- WHAT YOU SHOULD DO -
Return the listing below verbatim. Pictures do not belong in the copy.

(Figure record listings)
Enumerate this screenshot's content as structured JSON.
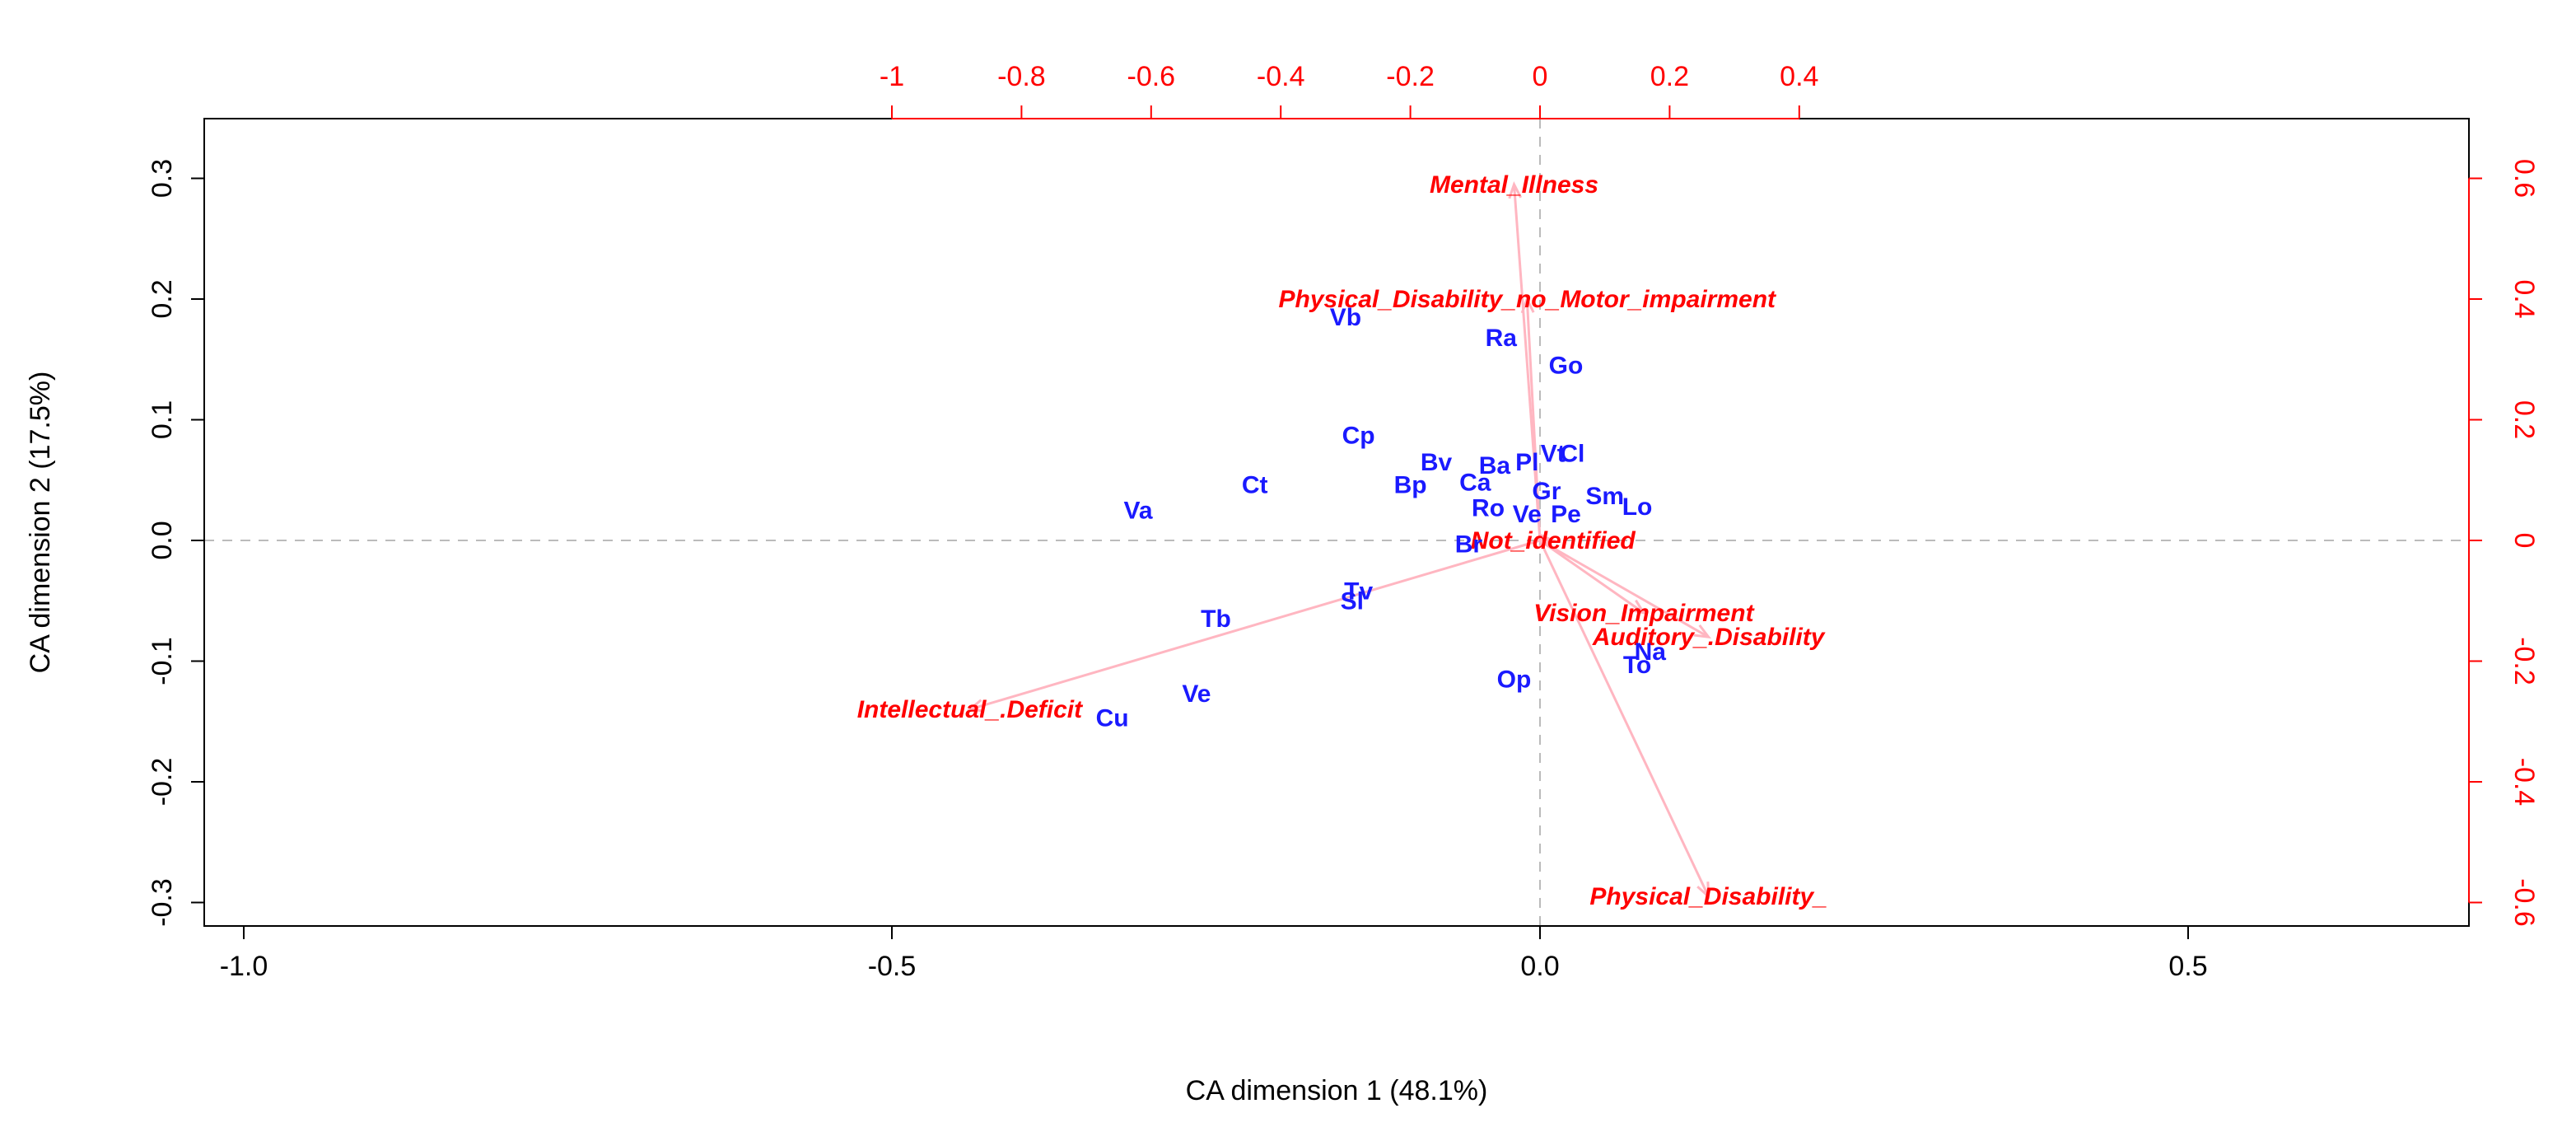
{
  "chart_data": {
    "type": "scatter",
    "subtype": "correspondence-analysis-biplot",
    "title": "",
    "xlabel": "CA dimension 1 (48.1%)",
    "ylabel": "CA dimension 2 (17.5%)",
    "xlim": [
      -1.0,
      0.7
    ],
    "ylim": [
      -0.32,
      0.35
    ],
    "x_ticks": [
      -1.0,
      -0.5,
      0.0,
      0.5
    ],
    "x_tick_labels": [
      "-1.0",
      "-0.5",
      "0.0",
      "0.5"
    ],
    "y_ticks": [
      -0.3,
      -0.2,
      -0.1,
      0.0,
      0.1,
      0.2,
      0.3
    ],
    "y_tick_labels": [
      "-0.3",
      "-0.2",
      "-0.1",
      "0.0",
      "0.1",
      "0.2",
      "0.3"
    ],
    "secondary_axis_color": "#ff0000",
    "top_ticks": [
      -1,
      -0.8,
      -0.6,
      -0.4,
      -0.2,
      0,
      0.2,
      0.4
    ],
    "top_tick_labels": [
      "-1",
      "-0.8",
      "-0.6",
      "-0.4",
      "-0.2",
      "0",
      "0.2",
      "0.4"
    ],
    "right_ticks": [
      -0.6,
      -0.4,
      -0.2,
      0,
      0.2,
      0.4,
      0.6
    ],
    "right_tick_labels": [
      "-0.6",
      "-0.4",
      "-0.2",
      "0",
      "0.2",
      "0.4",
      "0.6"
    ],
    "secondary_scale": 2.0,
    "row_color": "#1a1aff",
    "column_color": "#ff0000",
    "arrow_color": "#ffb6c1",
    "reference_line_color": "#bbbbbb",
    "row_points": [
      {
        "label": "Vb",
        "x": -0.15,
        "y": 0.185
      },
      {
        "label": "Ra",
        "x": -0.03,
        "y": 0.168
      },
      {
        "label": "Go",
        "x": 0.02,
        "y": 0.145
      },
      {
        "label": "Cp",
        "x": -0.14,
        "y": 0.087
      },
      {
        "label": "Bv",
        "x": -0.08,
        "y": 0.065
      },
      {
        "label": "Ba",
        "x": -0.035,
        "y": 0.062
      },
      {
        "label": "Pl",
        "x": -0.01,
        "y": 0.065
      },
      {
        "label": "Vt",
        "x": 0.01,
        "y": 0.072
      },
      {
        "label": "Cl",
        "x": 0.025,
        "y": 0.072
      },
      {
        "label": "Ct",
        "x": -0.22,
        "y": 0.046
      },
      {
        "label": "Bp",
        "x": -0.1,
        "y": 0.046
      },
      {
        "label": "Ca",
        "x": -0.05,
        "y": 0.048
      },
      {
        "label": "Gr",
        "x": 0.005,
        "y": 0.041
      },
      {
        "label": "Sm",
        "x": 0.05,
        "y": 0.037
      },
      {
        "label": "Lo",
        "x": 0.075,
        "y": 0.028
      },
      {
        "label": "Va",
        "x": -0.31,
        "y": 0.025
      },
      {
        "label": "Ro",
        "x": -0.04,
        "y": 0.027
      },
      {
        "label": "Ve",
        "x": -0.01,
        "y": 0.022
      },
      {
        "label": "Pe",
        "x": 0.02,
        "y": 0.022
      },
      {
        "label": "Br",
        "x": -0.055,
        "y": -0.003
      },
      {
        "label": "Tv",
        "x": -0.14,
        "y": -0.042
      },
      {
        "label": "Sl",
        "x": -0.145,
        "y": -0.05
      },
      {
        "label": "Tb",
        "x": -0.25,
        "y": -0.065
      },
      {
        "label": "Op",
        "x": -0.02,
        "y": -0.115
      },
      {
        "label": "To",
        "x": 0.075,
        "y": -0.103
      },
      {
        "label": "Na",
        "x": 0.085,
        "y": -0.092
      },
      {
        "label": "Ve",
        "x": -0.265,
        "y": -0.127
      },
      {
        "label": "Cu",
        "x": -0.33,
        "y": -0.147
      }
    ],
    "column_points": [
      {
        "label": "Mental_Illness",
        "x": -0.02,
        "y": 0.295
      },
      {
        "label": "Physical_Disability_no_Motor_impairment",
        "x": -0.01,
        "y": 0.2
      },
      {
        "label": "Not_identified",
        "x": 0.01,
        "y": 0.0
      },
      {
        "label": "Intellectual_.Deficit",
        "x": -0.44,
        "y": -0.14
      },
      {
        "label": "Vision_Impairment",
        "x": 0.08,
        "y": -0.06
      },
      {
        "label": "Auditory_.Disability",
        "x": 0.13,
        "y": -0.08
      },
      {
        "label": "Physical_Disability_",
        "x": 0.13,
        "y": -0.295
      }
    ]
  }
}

- EXPECTED OUTPUT -
Enumerate this screenshot's content as structured JSON.
{
  "chart_data": {
    "type": "scatter",
    "subtype": "correspondence-analysis-biplot",
    "title": "",
    "xlabel": "CA dimension 1 (48.1%)",
    "ylabel": "CA dimension 2 (17.5%)",
    "xlim": [
      -1.0,
      0.7
    ],
    "ylim": [
      -0.32,
      0.35
    ],
    "x_ticks": [
      -1.0,
      -0.5,
      0.0,
      0.5
    ],
    "x_tick_labels": [
      "-1.0",
      "-0.5",
      "0.0",
      "0.5"
    ],
    "y_ticks": [
      -0.3,
      -0.2,
      -0.1,
      0.0,
      0.1,
      0.2,
      0.3
    ],
    "y_tick_labels": [
      "-0.3",
      "-0.2",
      "-0.1",
      "0.0",
      "0.1",
      "0.2",
      "0.3"
    ],
    "secondary_axis_color": "#ff0000",
    "top_ticks": [
      -1,
      -0.8,
      -0.6,
      -0.4,
      -0.2,
      0,
      0.2,
      0.4
    ],
    "top_tick_labels": [
      "-1",
      "-0.8",
      "-0.6",
      "-0.4",
      "-0.2",
      "0",
      "0.2",
      "0.4"
    ],
    "right_ticks": [
      -0.6,
      -0.4,
      -0.2,
      0,
      0.2,
      0.4,
      0.6
    ],
    "right_tick_labels": [
      "-0.6",
      "-0.4",
      "-0.2",
      "0",
      "0.2",
      "0.4",
      "0.6"
    ],
    "secondary_scale": 2.0,
    "row_color": "#1a1aff",
    "column_color": "#ff0000",
    "arrow_color": "#ffb6c1",
    "reference_line_color": "#bbbbbb",
    "row_points": [
      {
        "label": "Vb",
        "x": -0.15,
        "y": 0.185
      },
      {
        "label": "Ra",
        "x": -0.03,
        "y": 0.168
      },
      {
        "label": "Go",
        "x": 0.02,
        "y": 0.145
      },
      {
        "label": "Cp",
        "x": -0.14,
        "y": 0.087
      },
      {
        "label": "Bv",
        "x": -0.08,
        "y": 0.065
      },
      {
        "label": "Ba",
        "x": -0.035,
        "y": 0.062
      },
      {
        "label": "Pl",
        "x": -0.01,
        "y": 0.065
      },
      {
        "label": "Vt",
        "x": 0.01,
        "y": 0.072
      },
      {
        "label": "Cl",
        "x": 0.025,
        "y": 0.072
      },
      {
        "label": "Ct",
        "x": -0.22,
        "y": 0.046
      },
      {
        "label": "Bp",
        "x": -0.1,
        "y": 0.046
      },
      {
        "label": "Ca",
        "x": -0.05,
        "y": 0.048
      },
      {
        "label": "Gr",
        "x": 0.005,
        "y": 0.041
      },
      {
        "label": "Sm",
        "x": 0.05,
        "y": 0.037
      },
      {
        "label": "Lo",
        "x": 0.075,
        "y": 0.028
      },
      {
        "label": "Va",
        "x": -0.31,
        "y": 0.025
      },
      {
        "label": "Ro",
        "x": -0.04,
        "y": 0.027
      },
      {
        "label": "Ve",
        "x": -0.01,
        "y": 0.022
      },
      {
        "label": "Pe",
        "x": 0.02,
        "y": 0.022
      },
      {
        "label": "Br",
        "x": -0.055,
        "y": -0.003
      },
      {
        "label": "Tv",
        "x": -0.14,
        "y": -0.042
      },
      {
        "label": "Sl",
        "x": -0.145,
        "y": -0.05
      },
      {
        "label": "Tb",
        "x": -0.25,
        "y": -0.065
      },
      {
        "label": "Op",
        "x": -0.02,
        "y": -0.115
      },
      {
        "label": "To",
        "x": 0.075,
        "y": -0.103
      },
      {
        "label": "Na",
        "x": 0.085,
        "y": -0.092
      },
      {
        "label": "Ve",
        "x": -0.265,
        "y": -0.127
      },
      {
        "label": "Cu",
        "x": -0.33,
        "y": -0.147
      }
    ],
    "column_points": [
      {
        "label": "Mental_Illness",
        "x": -0.02,
        "y": 0.295
      },
      {
        "label": "Physical_Disability_no_Motor_impairment",
        "x": -0.01,
        "y": 0.2
      },
      {
        "label": "Not_identified",
        "x": 0.01,
        "y": 0.0
      },
      {
        "label": "Intellectual_.Deficit",
        "x": -0.44,
        "y": -0.14
      },
      {
        "label": "Vision_Impairment",
        "x": 0.08,
        "y": -0.06
      },
      {
        "label": "Auditory_.Disability",
        "x": 0.13,
        "y": -0.08
      },
      {
        "label": "Physical_Disability_",
        "x": 0.13,
        "y": -0.295
      }
    ]
  }
}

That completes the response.